| Directions for this task |
All lines in the material below that contain "nöthig" should be located and copied.
● ● ● ● ●
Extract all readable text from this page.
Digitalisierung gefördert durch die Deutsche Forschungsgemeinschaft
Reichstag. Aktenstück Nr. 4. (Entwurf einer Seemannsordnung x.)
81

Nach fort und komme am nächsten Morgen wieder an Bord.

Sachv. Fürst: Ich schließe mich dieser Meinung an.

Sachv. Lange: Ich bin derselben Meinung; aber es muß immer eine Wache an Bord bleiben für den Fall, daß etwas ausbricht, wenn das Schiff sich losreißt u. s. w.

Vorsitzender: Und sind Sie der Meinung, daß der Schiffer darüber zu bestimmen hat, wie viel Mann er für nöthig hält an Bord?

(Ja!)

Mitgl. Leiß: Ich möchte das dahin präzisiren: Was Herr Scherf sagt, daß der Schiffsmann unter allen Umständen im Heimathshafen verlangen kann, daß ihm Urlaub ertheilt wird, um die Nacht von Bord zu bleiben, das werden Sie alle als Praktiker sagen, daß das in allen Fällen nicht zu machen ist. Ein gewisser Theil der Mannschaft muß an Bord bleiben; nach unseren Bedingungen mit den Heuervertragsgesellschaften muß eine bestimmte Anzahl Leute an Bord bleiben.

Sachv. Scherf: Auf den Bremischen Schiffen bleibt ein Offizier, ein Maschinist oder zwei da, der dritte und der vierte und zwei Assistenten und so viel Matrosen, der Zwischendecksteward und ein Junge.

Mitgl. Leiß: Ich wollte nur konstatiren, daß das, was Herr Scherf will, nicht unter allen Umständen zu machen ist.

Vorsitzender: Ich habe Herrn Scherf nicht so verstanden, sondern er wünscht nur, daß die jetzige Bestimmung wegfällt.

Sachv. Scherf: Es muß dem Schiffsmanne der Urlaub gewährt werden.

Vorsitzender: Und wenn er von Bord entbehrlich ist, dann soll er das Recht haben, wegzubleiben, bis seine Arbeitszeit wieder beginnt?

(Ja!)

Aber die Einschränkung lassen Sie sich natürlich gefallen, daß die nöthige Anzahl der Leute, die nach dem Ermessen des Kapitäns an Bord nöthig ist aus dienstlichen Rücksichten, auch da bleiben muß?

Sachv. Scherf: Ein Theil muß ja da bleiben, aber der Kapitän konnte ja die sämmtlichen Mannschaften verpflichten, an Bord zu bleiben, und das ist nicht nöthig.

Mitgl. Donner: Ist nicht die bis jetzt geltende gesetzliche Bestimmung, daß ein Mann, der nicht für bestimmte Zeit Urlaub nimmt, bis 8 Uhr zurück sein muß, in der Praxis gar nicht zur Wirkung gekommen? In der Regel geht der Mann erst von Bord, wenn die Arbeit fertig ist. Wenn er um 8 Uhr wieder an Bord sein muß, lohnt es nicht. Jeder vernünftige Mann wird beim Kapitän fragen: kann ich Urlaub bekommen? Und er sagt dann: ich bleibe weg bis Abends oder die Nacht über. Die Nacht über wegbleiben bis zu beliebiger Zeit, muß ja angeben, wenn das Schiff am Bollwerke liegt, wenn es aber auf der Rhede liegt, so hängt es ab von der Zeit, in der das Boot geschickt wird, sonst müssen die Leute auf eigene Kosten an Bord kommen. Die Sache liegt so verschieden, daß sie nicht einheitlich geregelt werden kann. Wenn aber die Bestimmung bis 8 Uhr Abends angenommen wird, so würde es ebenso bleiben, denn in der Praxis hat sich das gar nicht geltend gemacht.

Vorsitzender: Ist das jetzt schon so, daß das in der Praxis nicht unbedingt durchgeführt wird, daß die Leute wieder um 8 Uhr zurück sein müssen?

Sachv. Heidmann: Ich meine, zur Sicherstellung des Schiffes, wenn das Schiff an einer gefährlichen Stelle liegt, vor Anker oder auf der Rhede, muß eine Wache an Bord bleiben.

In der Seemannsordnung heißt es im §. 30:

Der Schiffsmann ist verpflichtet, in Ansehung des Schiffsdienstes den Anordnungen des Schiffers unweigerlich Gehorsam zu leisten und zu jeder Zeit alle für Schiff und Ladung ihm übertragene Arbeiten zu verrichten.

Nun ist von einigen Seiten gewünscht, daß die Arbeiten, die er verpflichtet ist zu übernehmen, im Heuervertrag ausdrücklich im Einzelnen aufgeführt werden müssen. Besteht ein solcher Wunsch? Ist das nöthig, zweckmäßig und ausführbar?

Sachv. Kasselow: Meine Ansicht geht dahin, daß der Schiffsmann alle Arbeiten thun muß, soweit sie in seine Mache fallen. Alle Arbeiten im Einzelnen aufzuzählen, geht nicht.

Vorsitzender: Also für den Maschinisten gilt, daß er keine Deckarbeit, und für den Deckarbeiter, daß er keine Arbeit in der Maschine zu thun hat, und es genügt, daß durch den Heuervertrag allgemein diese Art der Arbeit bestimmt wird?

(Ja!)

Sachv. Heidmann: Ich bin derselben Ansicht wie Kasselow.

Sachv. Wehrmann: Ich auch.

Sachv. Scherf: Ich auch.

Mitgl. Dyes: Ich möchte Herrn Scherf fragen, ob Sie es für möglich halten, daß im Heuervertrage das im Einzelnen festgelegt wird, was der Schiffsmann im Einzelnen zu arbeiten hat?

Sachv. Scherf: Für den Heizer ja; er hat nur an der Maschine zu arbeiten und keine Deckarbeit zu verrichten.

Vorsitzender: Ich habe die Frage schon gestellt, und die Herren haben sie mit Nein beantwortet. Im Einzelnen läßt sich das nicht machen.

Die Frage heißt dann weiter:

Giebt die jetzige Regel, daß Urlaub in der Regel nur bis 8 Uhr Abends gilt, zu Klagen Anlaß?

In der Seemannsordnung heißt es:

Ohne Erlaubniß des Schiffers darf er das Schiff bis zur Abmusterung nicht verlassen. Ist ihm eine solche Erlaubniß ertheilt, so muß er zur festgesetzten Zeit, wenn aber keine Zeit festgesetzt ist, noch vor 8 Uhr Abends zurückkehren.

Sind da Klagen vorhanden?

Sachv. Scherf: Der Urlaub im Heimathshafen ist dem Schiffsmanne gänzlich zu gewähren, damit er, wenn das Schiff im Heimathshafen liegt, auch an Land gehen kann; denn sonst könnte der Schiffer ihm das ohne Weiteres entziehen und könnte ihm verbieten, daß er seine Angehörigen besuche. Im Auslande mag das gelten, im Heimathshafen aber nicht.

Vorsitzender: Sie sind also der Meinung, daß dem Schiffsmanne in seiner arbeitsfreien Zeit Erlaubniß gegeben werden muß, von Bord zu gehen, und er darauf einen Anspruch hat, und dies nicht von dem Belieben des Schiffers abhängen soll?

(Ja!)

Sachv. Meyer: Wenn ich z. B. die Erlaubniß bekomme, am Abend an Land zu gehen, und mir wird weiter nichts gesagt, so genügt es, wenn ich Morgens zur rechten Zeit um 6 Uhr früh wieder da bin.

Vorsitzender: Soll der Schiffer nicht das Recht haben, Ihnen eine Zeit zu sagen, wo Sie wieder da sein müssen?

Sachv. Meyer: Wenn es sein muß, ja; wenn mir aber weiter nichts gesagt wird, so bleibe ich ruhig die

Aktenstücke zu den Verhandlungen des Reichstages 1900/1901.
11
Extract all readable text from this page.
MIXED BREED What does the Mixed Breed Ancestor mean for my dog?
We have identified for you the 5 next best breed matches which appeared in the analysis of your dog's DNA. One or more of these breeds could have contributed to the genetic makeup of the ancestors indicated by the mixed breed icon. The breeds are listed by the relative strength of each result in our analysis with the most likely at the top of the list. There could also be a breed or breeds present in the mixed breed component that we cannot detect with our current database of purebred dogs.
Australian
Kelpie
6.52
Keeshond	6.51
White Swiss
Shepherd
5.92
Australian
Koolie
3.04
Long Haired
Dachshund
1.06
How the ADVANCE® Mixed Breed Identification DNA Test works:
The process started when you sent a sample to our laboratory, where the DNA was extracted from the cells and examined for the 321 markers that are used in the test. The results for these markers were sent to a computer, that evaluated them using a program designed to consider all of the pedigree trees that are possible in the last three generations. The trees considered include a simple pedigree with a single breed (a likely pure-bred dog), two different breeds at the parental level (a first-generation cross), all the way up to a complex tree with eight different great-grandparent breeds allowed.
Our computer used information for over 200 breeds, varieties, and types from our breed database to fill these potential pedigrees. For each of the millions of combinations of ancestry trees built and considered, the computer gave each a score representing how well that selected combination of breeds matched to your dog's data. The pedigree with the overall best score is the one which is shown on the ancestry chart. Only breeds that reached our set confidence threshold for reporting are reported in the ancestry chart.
● ● ● ● ●
| Solution to the exercise |
Vorsitzender: Und sind Sie der Meinung, daß der Schiffer darüber zu bestimmen hat, wie viel Mann er für nöthig hält an Bord?
Aber die Einschränkung lassen Sie sich natürlich gefallen, daß die nöthige Anzahl der Leute, die nach dem Ermessen des Kapitäns an Bord nöthig ist aus dienstlichen Rücksichten, auch da bleiben muß?
Sachv. Scherf: Ein Theil muß ja da bleiben, aber der Kapitän konnte ja die sämmtlichen Mannschaften verpflichten, an Bord zu bleiben, und das ist nicht nöthig.
Nun ist von einigen Seiten gewünscht, daß die Arbeiten, die er verpflichtet ist zu übernehmen, im Heuervertrag ausdrücklich im Einzelnen aufgeführt werden müssen. Besteht ein solcher Wunsch? Ist das nöthig, zweckmäßig und ausführbar?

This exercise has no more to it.